++++ Material provided ++++

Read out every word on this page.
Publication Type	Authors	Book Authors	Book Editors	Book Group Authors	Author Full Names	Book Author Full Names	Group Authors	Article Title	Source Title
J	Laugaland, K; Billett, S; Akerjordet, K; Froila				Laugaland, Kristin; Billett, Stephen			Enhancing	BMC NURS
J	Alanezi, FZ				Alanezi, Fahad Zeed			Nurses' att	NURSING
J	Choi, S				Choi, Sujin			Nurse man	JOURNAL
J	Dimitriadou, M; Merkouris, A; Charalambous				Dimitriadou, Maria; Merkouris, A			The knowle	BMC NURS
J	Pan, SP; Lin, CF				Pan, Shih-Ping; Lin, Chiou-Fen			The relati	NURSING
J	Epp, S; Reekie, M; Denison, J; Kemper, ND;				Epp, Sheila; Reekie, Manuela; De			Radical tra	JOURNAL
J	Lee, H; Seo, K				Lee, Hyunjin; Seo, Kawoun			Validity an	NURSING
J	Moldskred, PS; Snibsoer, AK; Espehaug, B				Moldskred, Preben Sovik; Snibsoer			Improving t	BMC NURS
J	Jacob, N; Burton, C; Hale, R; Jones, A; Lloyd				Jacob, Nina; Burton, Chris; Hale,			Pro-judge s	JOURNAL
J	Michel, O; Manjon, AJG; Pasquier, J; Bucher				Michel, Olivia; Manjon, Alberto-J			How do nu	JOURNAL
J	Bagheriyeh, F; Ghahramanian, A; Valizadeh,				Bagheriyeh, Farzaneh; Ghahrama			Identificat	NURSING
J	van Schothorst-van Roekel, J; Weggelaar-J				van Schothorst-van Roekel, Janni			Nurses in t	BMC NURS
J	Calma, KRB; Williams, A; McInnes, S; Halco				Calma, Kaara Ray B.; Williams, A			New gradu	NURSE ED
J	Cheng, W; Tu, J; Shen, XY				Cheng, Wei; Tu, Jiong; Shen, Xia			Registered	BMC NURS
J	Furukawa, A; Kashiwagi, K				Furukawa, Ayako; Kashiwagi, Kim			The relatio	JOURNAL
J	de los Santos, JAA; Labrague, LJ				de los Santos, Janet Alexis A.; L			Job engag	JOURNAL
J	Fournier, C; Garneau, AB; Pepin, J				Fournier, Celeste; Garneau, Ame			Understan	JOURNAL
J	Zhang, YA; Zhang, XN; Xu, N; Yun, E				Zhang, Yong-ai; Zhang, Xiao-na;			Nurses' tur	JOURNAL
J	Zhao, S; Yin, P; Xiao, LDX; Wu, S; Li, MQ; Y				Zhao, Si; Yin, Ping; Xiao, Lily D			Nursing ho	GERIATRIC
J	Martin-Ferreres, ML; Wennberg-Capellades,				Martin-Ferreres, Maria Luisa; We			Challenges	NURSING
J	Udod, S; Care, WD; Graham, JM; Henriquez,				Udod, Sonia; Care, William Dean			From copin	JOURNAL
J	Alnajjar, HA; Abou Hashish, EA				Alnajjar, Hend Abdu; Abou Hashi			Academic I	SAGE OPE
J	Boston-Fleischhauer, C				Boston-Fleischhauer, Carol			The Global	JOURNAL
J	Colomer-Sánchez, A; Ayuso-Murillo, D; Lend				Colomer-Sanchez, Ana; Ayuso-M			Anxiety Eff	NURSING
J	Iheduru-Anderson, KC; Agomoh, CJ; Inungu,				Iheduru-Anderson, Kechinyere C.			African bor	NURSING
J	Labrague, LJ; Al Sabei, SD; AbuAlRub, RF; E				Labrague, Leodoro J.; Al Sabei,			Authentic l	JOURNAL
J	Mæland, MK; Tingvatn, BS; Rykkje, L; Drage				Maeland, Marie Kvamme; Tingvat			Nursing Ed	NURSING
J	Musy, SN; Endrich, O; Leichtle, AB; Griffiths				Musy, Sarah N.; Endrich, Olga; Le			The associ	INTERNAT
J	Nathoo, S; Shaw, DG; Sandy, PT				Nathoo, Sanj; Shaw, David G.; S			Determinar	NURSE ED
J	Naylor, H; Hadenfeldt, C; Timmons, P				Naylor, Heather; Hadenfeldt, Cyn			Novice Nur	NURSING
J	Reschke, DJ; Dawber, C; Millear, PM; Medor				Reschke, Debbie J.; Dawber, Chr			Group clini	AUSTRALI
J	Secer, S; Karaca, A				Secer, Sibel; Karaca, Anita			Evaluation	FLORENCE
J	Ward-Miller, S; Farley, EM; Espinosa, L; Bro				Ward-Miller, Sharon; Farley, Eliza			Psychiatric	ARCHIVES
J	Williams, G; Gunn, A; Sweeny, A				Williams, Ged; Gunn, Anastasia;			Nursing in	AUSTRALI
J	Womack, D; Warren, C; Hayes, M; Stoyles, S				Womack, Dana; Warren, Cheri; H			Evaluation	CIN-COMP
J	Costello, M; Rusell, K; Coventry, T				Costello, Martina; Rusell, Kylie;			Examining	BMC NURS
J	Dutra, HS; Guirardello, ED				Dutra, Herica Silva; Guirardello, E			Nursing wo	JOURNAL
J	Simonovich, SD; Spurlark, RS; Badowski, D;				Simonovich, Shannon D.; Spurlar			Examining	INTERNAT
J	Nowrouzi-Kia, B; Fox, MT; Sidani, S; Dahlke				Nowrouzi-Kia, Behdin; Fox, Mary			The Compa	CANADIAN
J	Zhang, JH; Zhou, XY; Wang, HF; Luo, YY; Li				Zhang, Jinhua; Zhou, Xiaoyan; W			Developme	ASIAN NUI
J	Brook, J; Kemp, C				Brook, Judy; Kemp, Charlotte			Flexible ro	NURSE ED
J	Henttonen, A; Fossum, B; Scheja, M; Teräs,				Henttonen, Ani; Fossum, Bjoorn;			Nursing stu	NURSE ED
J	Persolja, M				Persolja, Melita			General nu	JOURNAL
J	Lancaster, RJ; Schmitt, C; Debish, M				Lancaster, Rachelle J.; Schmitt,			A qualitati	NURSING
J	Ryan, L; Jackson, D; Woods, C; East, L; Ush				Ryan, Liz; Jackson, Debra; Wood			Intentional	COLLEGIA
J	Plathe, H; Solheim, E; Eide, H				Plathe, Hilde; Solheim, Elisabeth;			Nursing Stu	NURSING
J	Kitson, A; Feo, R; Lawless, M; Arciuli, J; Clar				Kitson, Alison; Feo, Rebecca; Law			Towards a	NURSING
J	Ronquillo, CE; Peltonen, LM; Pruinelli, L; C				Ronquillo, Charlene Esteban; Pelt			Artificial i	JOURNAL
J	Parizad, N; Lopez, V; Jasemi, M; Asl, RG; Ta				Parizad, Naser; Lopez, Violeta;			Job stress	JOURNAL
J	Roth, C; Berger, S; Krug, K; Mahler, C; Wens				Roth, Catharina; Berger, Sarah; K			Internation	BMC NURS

++++

Directions for this task —
Exact copies of all the records are required.

Final result —
Read out every word on this page.
Publication Type	Authors	Book Authors	Book Editors	Book Group Authors	Author Full Names	Book Author Full Names	Group Authors	Article Title	Source Title
J	Laugaland, K; Billett, S; Akerjordet, K; Froila				Laugaland, Kristin; Billett, Stephen			Enhancing	BMC NURS
J	Alanezi, FZ				Alanezi, Fahad Zeed			Nurses' att	NURSING
J	Choi, S				Choi, Sujin			Nurse man	JOURNAL
J	Dimitriadou, M; Merkouris, A; Charalambous				Dimitriadou, Maria; Merkouris, A			The knowle	BMC NURS
J	Pan, SP; Lin, CF				Pan, Shih-Ping; Lin, Chiou-Fen			The relati	NURSING
J	Epp, S; Reekie, M; Denison, J; Kemper, ND;				Epp, Sheila; Reekie, Manuela; De			Radical tra	JOURNAL
J	Lee, H; Seo, K				Lee, Hyunjin; Seo, Kawoun			Validity an	NURSING
J	Moldskred, PS; Snibsoer, AK; Espehaug, B				Moldskred, Preben Sovik; Snibsoer			Improving t	BMC NURS
J	Jacob, N; Burton, C; Hale, R; Jones, A; Lloyd				Jacob, Nina; Burton, Chris; Hale,			Pro-judge s	JOURNAL
J	Michel, O; Manjon, AJG; Pasquier, J; Bucher				Michel, Olivia; Manjon, Alberto-J			How do nu	JOURNAL
J	Bagheriyeh, F; Ghahramanian, A; Valizadeh,				Bagheriyeh, Farzaneh; Ghahrama			Identificat	NURSING
J	van Schothorst-van Roekel, J; Weggelaar-J				van Schothorst-van Roekel, Janni			Nurses in t	BMC NURS
J	Calma, KRB; Williams, A; McInnes, S; Halco				Calma, Kaara Ray B.; Williams, A			New gradu	NURSE ED
J	Cheng, W; Tu, J; Shen, XY				Cheng, Wei; Tu, Jiong; Shen, Xia			Registered	BMC NURS
J	Furukawa, A; Kashiwagi, K				Furukawa, Ayako; Kashiwagi, Kim			The relatio	JOURNAL
J	de los Santos, JAA; Labrague, LJ				de los Santos, Janet Alexis A.; L			Job engag	JOURNAL
J	Fournier, C; Garneau, AB; Pepin, J				Fournier, Celeste; Garneau, Ame			Understan	JOURNAL
J	Zhang, YA; Zhang, XN; Xu, N; Yun, E				Zhang, Yong-ai; Zhang, Xiao-na;			Nurses' tur	JOURNAL
J	Zhao, S; Yin, P; Xiao, LDX; Wu, S; Li, MQ; Y				Zhao, Si; Yin, Ping; Xiao, Lily D			Nursing ho	GERIATRIC
J	Martin-Ferreres, ML; Wennberg-Capellades,				Martin-Ferreres, Maria Luisa; We			Challenges	NURSING
J	Udod, S; Care, WD; Graham, JM; Henriquez,				Udod, Sonia; Care, William Dean			From copin	JOURNAL
J	Alnajjar, HA; Abou Hashish, EA				Alnajjar, Hend Abdu; Abou Hashi			Academic I	SAGE OPE
J	Boston-Fleischhauer, C				Boston-Fleischhauer, Carol			The Global	JOURNAL
J	Colomer-Sánchez, A; Ayuso-Murillo, D; Lend				Colomer-Sanchez, Ana; Ayuso-M			Anxiety Eff	NURSING
J	Iheduru-Anderson, KC; Agomoh, CJ; Inungu,				Iheduru-Anderson, Kechinyere C.			African bor	NURSING
J	Labrague, LJ; Al Sabei, SD; AbuAlRub, RF; E				Labrague, Leodoro J.; Al Sabei,			Authentic l	JOURNAL
J	Mæland, MK; Tingvatn, BS; Rykkje, L; Drage				Maeland, Marie Kvamme; Tingvat			Nursing Ed	NURSING
J	Musy, SN; Endrich, O; Leichtle, AB; Griffiths				Musy, Sarah N.; Endrich, Olga; Le			The associ	INTERNAT
J	Nathoo, S; Shaw, DG; Sandy, PT				Nathoo, Sanj; Shaw, David G.; S			Determinar	NURSE ED
J	Naylor, H; Hadenfeldt, C; Timmons, P				Naylor, Heather; Hadenfeldt, Cyn			Novice Nur	NURSING
J	Reschke, DJ; Dawber, C; Millear, PM; Medor				Reschke, Debbie J.; Dawber, Chr			Group clini	AUSTRALI
J	Secer, S; Karaca, A				Secer, Sibel; Karaca, Anita			Evaluation	FLORENCE
J	Ward-Miller, S; Farley, EM; Espinosa, L; Bro				Ward-Miller, Sharon; Farley, Eliza			Psychiatric	ARCHIVES
J	Williams, G; Gunn, A; Sweeny, A				Williams, Ged; Gunn, Anastasia;			Nursing in	AUSTRALI
J	Womack, D; Warren, C; Hayes, M; Stoyles, S				Womack, Dana; Warren, Cheri; H			Evaluation	CIN-COMP
J	Costello, M; Rusell, K; Coventry, T				Costello, Martina; Rusell, Kylie;			Examining	BMC NURS
J	Dutra, HS; Guirardello, ED				Dutra, Herica Silva; Guirardello, E			Nursing wo	JOURNAL
J	Simonovich, SD; Spurlark, RS; Badowski, D;				Simonovich, Shannon D.; Spurlar			Examining	INTERNAT
J	Nowrouzi-Kia, B; Fox, MT; Sidani, S; Dahlke				Nowrouzi-Kia, Behdin; Fox, Mary			The Compa	CANADIAN
J	Zhang, JH; Zhou, XY; Wang, HF; Luo, YY; Li				Zhang, Jinhua; Zhou, Xiaoyan; W			Developme	ASIAN NUI
J	Brook, J; Kemp, C				Brook, Judy; Kemp, Charlotte			Flexible ro	NURSE ED
J	Henttonen, A; Fossum, B; Scheja, M; Teräs,				Henttonen, Ani; Fossum, Bjoorn;			Nursing stu	NURSE ED
J	Persolja, M				Persolja, Melita			General nu	JOURNAL
J	Lancaster, RJ; Schmitt, C; Debish, M				Lancaster, Rachelle J.; Schmitt,			A qualitati	NURSING
J	Ryan, L; Jackson, D; Woods, C; East, L; Ush				Ryan, Liz; Jackson, Debra; Wood			Intentional	COLLEGIA
J	Plathe, H; Solheim, E; Eide, H				Plathe, Hilde; Solheim, Elisabeth;			Nursing Stu	NURSING
J	Kitson, A; Feo, R; Lawless, M; Arciuli, J; Clar				Kitson, Alison; Feo, Rebecca; Law			Towards a	NURSING
J	Ronquillo, CE; Peltonen, LM; Pruinelli, L; C				Ronquillo, Charlene Esteban; Pelt			Artificial i	JOURNAL
J	Parizad, N; Lopez, V; Jasemi, M; Asl, RG; Ta				Parizad, Naser; Lopez, Violeta;			Job stress	JOURNAL
J	Roth, C; Berger, S; Krug, K; Mahler, C; Wens				Roth, Catharina; Berger, Sarah; K			Internation	BMC NURS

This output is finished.